[Dataset items]
— Begin —

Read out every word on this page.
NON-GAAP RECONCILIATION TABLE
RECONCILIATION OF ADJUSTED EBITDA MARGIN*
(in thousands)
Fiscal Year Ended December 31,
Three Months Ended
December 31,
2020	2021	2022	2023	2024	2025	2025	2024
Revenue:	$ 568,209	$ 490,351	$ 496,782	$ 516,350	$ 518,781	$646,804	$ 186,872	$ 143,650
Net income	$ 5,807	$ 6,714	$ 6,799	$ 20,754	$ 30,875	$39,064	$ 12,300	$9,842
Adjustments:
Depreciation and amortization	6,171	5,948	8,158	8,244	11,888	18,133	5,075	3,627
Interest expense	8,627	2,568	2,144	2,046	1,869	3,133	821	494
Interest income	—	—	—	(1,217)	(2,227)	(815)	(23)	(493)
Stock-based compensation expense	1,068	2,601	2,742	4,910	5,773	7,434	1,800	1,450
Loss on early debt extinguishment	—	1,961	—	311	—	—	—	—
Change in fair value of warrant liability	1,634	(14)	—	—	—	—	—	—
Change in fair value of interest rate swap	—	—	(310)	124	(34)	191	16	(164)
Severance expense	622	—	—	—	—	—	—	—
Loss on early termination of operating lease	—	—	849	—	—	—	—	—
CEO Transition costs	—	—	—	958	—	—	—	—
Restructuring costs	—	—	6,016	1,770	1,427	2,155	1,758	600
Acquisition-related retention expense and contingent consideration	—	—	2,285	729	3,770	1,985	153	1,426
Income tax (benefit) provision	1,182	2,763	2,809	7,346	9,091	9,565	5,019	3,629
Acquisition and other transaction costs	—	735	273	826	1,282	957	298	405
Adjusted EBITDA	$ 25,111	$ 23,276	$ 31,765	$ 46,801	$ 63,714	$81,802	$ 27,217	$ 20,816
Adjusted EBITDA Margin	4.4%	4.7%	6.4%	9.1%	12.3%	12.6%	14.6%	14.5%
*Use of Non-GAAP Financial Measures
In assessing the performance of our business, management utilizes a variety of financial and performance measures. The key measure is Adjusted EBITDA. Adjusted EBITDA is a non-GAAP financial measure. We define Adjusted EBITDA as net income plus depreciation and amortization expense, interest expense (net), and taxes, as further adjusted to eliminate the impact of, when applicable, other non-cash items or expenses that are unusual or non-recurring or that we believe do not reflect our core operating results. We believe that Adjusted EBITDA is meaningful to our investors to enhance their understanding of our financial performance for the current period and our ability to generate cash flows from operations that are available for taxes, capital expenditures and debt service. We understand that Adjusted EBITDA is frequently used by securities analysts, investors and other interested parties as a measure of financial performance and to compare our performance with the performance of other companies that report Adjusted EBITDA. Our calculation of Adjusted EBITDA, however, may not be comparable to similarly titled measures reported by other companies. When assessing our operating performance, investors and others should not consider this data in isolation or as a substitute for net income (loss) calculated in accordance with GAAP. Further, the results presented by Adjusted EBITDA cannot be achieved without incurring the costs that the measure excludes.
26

— End —

> _SHORT PROBLEM_
Using the material above, report each line where "December" occurs.

> _ANSWER TO THIS TASK_
Fiscal Year Ended December 31,
December 31,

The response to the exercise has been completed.